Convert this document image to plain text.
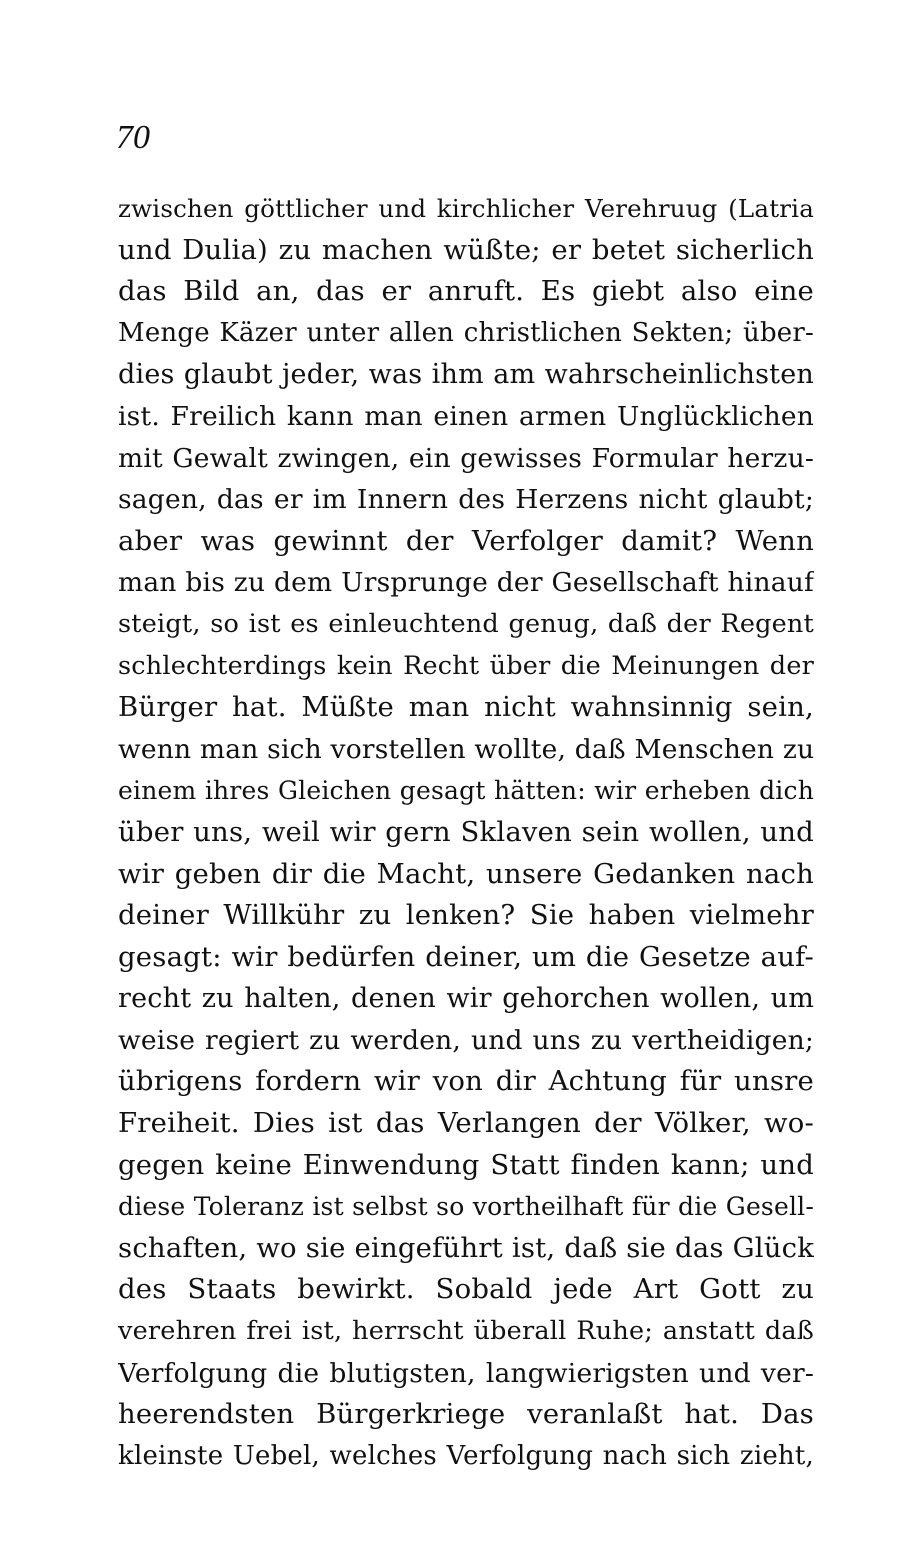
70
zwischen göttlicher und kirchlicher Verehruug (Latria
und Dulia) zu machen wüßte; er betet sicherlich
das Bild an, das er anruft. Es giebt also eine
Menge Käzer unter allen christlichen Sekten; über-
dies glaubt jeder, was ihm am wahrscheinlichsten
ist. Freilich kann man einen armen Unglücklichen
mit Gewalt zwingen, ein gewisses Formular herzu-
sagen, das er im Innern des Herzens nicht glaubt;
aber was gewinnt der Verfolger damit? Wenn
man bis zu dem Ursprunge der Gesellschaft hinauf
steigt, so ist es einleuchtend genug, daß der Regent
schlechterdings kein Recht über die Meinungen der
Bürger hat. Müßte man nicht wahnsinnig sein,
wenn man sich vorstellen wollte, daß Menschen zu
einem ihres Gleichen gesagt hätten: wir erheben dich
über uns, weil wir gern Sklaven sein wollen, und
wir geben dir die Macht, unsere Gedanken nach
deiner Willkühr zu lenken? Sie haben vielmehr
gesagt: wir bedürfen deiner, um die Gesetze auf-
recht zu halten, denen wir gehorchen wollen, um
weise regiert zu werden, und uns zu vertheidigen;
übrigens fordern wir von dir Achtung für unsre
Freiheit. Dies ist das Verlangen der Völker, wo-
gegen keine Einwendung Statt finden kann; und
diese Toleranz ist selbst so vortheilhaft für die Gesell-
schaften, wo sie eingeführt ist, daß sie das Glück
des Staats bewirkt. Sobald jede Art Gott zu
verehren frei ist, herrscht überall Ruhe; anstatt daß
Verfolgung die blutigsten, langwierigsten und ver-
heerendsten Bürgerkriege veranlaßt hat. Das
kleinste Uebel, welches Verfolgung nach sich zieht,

= = =

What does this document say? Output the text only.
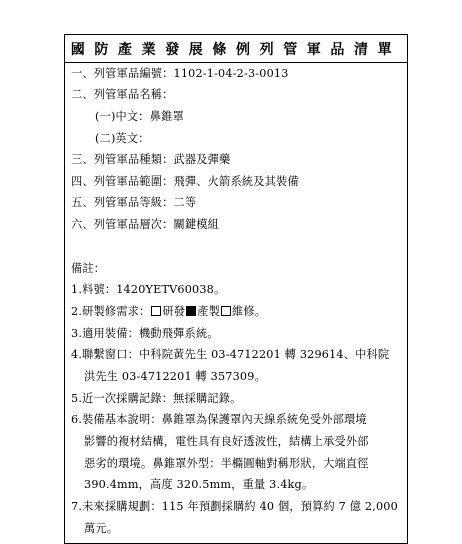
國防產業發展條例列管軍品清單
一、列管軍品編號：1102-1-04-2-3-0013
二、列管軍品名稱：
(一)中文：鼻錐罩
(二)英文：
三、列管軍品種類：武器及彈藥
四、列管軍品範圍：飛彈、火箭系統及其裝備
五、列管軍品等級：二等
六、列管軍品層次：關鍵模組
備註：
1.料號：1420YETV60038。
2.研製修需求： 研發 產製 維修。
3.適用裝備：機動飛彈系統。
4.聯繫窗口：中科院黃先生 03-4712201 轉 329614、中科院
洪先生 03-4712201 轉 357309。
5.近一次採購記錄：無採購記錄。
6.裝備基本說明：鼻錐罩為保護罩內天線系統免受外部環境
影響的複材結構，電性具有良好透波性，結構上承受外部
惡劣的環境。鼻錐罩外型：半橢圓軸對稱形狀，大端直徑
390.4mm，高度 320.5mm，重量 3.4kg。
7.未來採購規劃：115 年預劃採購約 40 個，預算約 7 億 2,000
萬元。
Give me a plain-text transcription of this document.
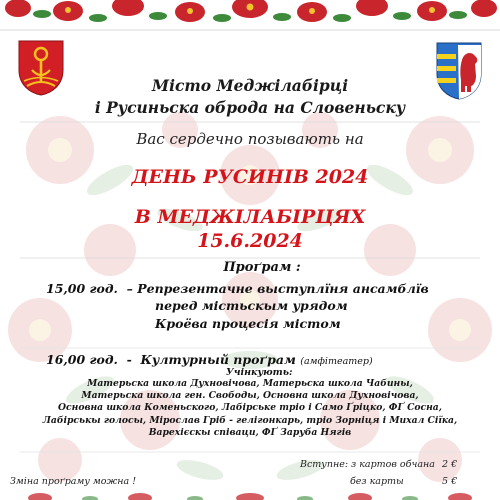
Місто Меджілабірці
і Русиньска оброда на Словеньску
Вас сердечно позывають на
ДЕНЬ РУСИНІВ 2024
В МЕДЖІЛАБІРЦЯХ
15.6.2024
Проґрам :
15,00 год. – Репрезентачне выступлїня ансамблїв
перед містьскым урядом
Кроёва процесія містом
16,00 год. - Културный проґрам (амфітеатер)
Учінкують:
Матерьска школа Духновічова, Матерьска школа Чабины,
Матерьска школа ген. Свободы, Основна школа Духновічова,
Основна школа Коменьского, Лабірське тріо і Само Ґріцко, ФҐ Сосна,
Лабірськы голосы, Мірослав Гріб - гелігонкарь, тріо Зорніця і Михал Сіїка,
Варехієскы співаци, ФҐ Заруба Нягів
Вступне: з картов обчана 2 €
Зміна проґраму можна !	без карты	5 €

= = =

- Required work
Lines containing the word "sein" must all be returned from the material above.

- Problem solution
Bürger hat. Müßte man nicht wahnsinnig sein,
über uns, weil wir gern Sklaven sein wollen, und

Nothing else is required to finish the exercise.